### Goal of the exercise
Sift the listing for lines that hold the string "Read" and pull them out.

Data entries
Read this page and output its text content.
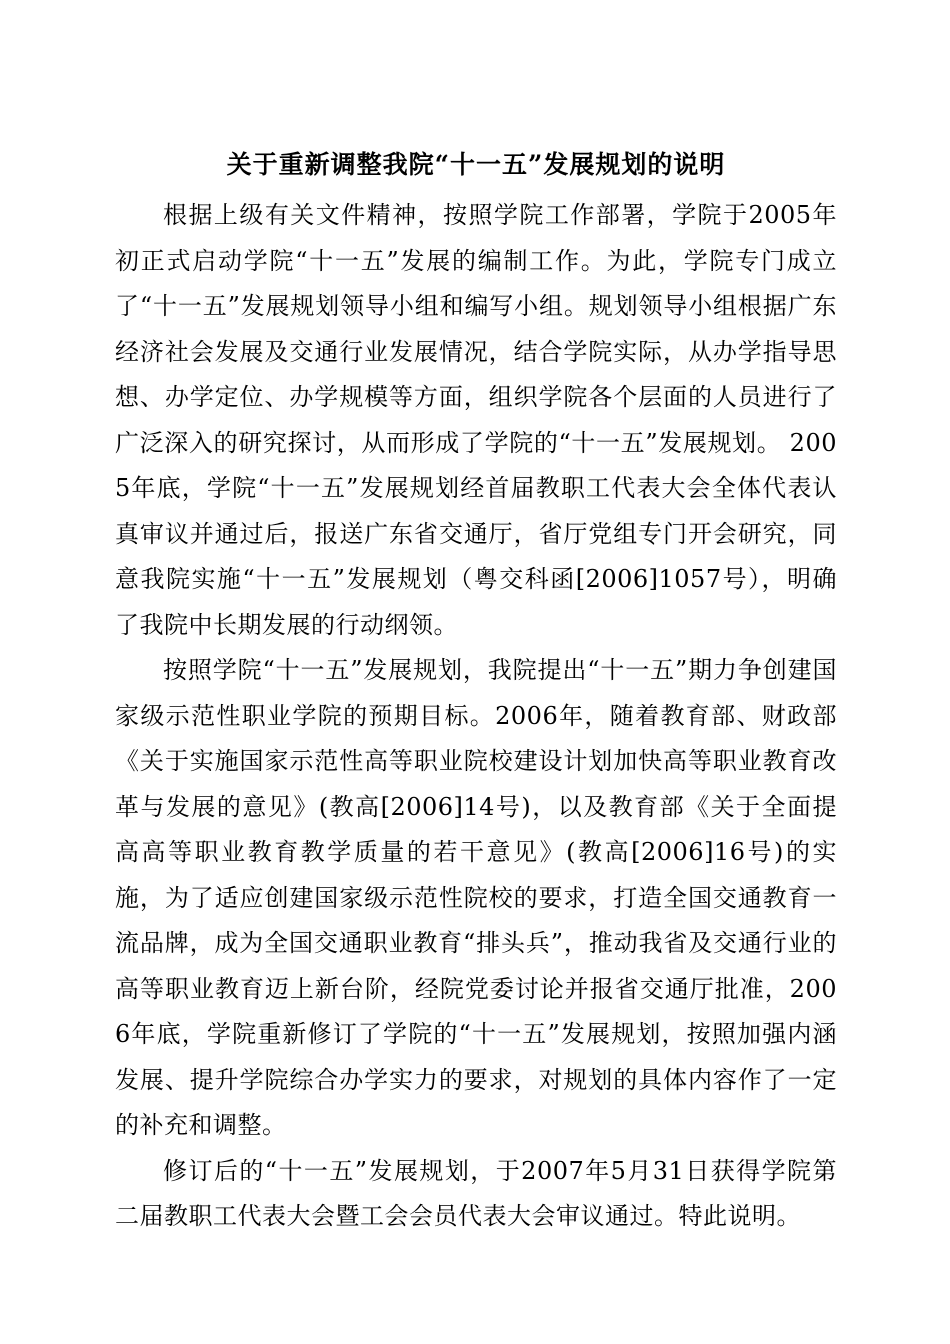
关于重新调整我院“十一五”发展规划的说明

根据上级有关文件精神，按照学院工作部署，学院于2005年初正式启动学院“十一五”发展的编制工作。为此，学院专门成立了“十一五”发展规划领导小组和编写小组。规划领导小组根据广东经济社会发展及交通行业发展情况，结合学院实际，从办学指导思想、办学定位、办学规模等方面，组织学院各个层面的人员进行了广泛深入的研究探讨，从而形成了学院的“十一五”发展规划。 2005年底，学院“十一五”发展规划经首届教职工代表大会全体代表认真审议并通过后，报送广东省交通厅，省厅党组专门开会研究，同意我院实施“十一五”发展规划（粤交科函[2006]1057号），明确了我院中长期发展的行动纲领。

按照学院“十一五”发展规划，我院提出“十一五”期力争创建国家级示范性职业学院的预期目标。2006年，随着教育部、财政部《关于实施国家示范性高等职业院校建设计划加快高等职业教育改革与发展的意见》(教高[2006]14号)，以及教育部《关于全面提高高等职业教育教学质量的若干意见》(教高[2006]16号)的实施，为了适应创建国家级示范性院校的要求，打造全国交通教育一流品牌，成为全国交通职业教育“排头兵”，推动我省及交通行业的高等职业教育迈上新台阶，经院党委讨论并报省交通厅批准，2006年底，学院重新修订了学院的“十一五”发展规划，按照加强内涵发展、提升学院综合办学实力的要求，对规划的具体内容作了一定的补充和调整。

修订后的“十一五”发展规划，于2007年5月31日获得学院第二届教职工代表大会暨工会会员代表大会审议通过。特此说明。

...

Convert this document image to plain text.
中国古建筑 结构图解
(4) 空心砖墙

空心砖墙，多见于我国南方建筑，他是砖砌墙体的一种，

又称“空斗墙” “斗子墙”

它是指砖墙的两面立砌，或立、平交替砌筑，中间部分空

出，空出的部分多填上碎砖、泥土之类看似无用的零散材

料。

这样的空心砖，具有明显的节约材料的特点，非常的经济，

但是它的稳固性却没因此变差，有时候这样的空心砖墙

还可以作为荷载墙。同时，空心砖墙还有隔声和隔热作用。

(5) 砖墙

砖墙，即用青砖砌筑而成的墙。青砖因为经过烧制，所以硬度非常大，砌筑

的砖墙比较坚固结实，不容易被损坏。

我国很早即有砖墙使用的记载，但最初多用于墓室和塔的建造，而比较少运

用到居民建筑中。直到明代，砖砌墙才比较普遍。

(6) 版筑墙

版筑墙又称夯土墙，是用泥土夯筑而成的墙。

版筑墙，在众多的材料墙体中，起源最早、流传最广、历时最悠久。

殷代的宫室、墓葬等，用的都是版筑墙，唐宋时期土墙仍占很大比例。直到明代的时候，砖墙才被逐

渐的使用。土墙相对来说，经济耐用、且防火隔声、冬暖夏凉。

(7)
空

==

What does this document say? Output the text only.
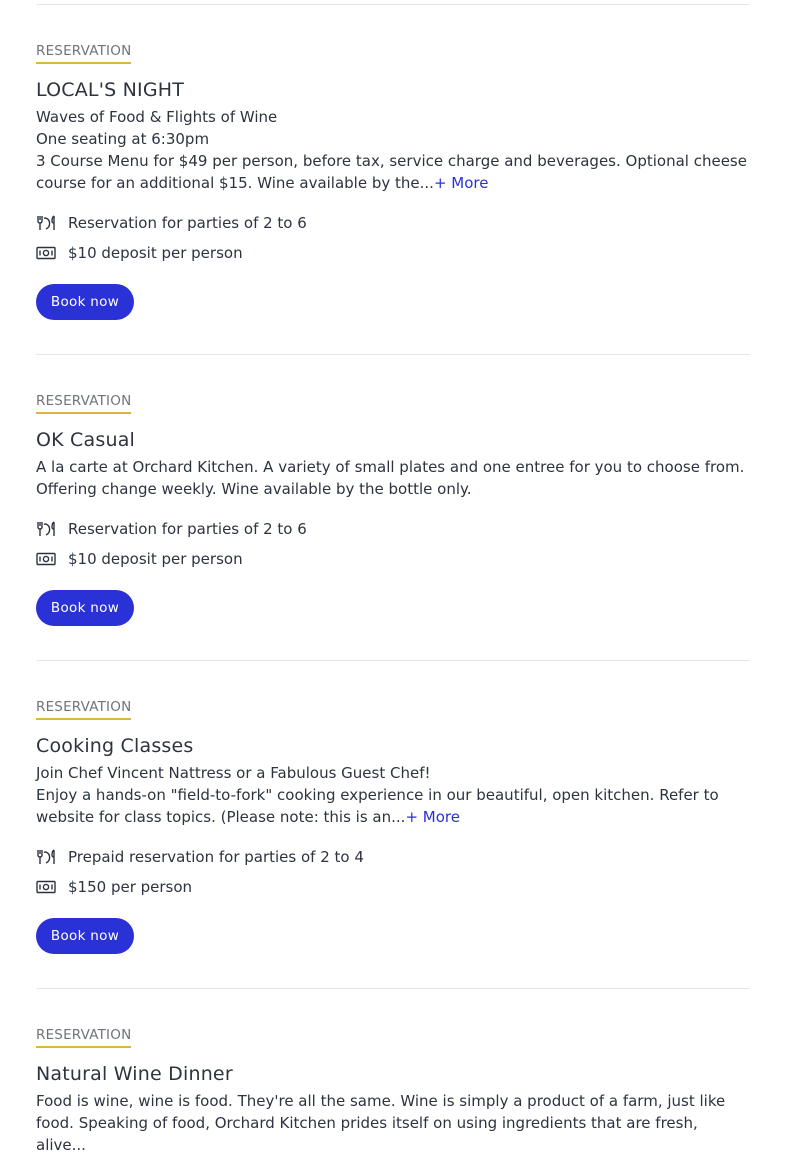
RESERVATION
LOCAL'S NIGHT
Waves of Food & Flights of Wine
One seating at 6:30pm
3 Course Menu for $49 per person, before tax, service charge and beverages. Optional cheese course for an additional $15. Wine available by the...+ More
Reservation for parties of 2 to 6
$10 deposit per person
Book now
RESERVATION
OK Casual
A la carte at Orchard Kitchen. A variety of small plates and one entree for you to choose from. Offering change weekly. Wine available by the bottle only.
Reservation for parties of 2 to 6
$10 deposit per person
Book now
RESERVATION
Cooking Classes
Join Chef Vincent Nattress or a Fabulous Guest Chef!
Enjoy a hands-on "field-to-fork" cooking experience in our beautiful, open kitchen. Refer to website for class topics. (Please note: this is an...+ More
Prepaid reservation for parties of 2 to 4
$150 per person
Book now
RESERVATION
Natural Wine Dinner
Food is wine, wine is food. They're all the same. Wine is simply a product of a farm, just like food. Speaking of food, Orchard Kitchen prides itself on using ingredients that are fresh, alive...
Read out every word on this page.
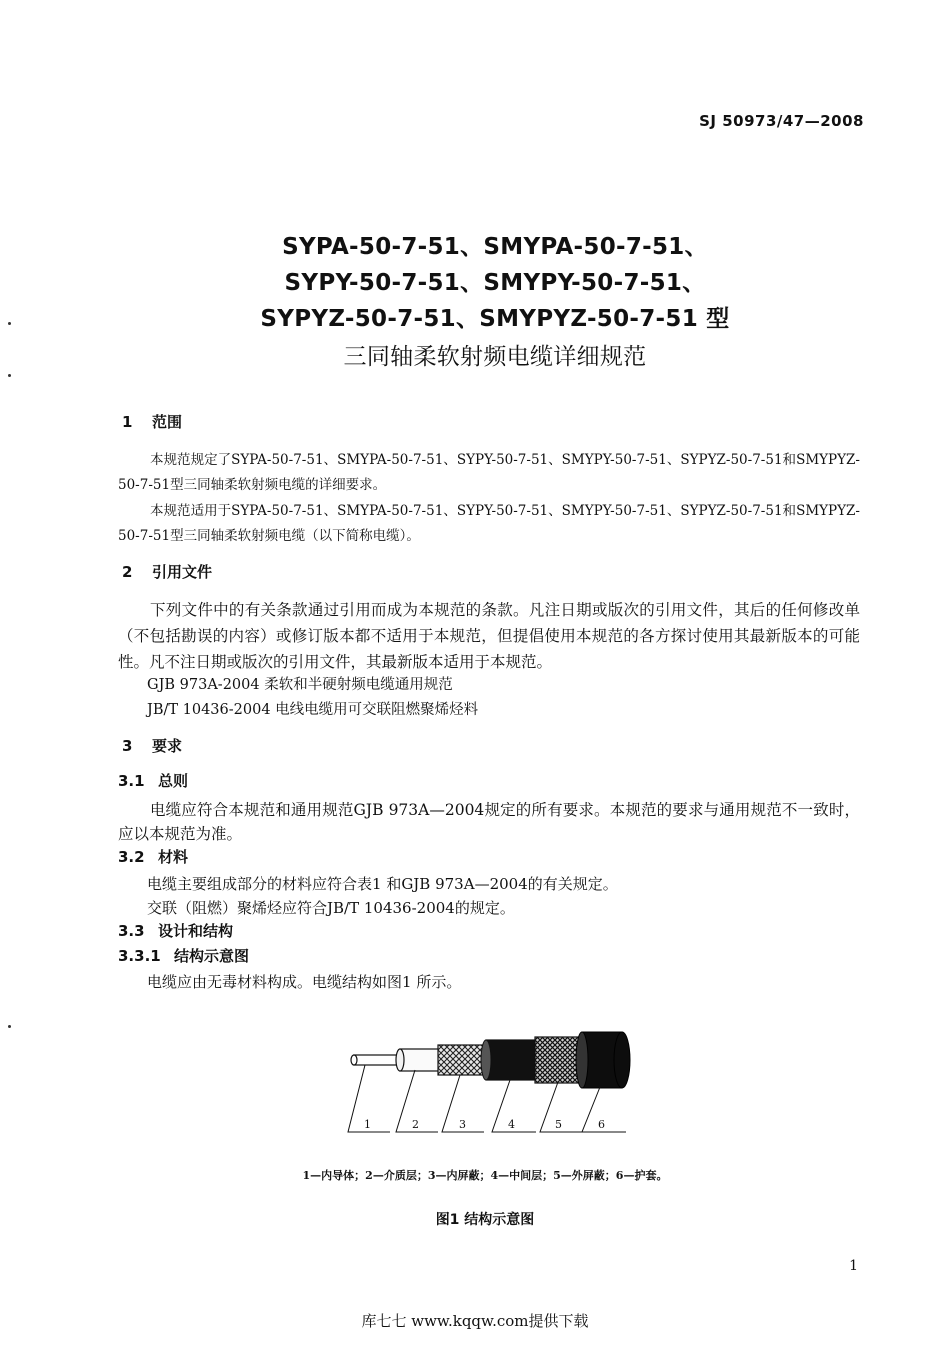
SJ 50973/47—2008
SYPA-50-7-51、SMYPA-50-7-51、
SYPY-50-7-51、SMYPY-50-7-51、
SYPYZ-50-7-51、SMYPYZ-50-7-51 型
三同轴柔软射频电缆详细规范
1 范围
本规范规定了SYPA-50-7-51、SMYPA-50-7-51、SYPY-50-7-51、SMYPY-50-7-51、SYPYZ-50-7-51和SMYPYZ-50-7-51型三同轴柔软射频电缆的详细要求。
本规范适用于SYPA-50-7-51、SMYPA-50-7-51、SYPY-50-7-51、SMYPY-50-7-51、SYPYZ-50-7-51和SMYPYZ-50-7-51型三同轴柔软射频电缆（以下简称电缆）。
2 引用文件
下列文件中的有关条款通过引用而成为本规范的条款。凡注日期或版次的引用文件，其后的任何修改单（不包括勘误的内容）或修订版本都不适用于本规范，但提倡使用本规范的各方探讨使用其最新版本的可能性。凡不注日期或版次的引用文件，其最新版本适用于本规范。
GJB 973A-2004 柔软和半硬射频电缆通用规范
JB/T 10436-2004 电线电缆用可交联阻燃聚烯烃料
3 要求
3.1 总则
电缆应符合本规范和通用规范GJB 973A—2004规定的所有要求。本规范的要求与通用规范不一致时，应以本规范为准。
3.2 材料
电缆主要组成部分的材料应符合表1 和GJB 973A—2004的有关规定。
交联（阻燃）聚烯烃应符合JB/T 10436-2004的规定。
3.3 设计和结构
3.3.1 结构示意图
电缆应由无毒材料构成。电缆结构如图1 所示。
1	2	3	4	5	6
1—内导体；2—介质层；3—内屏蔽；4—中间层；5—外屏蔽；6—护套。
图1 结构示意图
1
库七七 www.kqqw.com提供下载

### Correct output
Read this page and output its text content.
Read out every word on this page.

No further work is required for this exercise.